§ Instruction
Every line below that mentions the word "name" should be copied out.

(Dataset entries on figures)
--- begin ---

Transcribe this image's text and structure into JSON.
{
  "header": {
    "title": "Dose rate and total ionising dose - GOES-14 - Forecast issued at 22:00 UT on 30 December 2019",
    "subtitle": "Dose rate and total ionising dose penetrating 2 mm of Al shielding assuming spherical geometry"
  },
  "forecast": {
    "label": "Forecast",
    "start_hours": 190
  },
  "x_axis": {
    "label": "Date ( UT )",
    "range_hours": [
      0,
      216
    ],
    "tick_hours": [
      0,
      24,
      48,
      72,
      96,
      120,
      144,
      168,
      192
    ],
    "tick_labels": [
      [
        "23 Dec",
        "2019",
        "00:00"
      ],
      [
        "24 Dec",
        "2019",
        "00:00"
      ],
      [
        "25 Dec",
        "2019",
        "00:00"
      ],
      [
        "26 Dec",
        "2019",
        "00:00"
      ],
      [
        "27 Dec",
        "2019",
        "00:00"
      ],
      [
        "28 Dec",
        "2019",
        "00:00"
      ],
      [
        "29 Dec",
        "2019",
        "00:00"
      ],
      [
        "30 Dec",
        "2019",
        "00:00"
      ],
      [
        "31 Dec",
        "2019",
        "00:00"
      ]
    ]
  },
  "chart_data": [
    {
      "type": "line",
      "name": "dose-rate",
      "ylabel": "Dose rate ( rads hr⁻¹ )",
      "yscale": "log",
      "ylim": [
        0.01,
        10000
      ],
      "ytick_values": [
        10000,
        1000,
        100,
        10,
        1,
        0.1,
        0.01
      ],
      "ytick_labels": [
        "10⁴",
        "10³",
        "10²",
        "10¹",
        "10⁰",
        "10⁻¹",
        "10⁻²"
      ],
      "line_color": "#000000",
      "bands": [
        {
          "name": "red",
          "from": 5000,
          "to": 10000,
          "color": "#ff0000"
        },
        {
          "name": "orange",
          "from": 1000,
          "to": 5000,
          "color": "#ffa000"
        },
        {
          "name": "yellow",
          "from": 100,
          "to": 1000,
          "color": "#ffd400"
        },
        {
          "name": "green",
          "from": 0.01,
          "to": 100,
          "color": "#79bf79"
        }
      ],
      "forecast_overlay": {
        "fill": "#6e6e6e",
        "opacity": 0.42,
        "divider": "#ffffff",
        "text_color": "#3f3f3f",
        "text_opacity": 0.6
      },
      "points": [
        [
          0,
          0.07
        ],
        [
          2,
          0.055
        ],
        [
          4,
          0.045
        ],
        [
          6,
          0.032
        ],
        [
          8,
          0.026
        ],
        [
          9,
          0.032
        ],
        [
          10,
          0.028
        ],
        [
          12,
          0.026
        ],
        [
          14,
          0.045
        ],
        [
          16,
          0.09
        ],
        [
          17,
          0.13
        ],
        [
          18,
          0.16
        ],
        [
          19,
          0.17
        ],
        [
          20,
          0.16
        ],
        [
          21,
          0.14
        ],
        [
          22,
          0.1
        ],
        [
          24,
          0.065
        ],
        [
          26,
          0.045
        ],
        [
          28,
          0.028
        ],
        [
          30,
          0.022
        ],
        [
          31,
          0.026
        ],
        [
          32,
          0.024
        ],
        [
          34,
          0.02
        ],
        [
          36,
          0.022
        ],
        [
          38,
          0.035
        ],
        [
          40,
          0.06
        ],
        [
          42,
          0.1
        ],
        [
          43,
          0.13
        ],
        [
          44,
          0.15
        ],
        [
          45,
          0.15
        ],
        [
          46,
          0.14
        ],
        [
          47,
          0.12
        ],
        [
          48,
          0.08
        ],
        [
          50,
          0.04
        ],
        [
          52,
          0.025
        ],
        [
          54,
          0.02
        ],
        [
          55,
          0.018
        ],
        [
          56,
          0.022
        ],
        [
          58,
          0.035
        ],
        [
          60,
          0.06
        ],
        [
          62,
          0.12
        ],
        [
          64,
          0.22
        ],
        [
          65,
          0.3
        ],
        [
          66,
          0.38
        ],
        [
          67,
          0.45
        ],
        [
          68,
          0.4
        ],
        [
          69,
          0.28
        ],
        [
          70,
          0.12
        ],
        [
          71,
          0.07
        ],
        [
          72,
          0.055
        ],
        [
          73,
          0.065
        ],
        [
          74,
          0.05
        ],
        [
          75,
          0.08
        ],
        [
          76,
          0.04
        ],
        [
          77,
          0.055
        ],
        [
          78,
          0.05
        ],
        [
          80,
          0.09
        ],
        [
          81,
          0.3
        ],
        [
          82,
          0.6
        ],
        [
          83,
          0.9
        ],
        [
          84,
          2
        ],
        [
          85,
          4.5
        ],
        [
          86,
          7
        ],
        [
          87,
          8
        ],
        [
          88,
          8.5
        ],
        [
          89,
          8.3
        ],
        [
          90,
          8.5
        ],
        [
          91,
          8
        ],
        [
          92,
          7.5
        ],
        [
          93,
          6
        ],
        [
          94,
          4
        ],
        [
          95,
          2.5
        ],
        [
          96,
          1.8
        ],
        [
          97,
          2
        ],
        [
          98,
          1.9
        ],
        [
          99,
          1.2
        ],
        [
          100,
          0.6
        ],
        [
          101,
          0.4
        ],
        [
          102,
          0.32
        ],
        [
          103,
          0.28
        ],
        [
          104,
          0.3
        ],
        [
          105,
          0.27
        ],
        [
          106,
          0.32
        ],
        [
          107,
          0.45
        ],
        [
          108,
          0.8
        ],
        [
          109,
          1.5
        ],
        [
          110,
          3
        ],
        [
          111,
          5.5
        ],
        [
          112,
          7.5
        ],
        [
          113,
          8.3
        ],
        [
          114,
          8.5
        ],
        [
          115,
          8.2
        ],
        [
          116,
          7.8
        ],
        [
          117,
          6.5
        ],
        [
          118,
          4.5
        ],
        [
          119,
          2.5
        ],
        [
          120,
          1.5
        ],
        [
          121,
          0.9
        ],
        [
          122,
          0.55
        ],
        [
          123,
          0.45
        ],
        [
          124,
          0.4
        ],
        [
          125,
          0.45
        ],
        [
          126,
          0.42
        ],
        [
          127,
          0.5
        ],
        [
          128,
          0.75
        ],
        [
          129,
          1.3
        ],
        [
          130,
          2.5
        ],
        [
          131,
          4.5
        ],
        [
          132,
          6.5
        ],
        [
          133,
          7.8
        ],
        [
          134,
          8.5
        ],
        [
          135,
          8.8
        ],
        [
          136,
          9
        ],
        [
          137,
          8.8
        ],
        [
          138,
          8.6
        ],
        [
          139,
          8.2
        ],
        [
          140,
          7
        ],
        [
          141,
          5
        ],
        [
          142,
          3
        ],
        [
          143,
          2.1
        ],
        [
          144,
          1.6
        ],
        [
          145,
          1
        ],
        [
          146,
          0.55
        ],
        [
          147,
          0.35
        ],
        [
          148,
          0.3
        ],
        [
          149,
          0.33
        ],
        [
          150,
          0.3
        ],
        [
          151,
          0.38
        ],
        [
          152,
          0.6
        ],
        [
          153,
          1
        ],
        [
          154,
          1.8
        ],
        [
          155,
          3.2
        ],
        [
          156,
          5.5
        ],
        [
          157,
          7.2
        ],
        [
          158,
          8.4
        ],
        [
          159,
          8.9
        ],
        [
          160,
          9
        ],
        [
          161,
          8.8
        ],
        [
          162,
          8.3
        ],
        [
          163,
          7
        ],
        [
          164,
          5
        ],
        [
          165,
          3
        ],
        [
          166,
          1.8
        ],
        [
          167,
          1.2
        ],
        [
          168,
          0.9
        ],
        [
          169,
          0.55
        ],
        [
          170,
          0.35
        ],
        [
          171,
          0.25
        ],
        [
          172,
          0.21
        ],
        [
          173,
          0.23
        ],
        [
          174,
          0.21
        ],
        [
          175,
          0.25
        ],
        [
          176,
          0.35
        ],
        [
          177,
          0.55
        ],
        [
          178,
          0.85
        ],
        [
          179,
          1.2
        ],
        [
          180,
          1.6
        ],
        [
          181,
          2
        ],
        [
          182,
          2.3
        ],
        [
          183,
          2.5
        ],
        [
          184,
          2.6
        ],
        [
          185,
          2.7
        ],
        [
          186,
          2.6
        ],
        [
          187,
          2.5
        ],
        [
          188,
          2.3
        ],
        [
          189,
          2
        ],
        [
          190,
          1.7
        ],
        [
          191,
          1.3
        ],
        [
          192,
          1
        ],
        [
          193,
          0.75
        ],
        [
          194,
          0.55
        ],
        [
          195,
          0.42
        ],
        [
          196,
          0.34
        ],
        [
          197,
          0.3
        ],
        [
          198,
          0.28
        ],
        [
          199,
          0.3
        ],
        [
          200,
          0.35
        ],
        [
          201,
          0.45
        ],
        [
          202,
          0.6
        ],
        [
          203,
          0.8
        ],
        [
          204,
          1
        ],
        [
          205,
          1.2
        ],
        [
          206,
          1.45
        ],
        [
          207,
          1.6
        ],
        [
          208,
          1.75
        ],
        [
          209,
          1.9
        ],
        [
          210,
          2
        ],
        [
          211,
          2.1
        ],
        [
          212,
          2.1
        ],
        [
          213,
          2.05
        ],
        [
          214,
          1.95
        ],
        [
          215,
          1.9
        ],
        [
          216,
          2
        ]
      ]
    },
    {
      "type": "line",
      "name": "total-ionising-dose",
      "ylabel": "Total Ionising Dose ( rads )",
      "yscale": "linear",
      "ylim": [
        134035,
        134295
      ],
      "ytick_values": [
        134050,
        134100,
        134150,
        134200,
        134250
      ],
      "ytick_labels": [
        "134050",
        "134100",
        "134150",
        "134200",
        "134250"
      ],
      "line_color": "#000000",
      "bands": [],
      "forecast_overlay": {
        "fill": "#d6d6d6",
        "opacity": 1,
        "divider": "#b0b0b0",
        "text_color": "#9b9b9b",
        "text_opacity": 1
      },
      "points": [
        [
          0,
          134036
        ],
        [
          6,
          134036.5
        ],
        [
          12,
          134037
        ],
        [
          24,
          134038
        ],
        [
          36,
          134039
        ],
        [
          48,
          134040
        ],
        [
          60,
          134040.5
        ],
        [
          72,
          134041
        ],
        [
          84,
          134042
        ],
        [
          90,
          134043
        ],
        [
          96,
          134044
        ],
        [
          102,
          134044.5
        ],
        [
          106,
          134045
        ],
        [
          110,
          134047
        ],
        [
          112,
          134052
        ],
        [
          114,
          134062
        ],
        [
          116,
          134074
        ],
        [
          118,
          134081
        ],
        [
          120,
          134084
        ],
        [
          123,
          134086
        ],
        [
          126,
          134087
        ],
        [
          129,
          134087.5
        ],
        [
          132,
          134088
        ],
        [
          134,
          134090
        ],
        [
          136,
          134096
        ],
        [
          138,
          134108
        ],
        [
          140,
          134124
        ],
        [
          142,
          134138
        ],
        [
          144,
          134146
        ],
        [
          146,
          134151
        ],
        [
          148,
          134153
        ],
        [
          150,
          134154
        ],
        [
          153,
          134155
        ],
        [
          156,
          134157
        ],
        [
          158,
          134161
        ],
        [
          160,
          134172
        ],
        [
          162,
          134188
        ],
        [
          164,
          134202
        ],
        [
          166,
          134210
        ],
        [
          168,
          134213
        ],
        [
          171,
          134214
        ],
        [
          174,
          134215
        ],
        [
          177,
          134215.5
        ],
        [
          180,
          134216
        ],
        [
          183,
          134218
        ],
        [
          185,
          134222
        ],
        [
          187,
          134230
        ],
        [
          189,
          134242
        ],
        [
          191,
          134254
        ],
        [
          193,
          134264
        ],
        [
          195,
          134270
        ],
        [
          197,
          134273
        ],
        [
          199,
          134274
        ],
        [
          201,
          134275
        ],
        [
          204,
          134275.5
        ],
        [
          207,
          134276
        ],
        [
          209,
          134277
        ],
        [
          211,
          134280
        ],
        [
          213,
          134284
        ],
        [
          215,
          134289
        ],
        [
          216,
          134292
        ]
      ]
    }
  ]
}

--- end ---

§ Written reply
      "name": "dose-rate",
          "name": "red",
          "name": "orange",
          "name": "yellow",
          "name": "green",
      "name": "total-ionising-dose",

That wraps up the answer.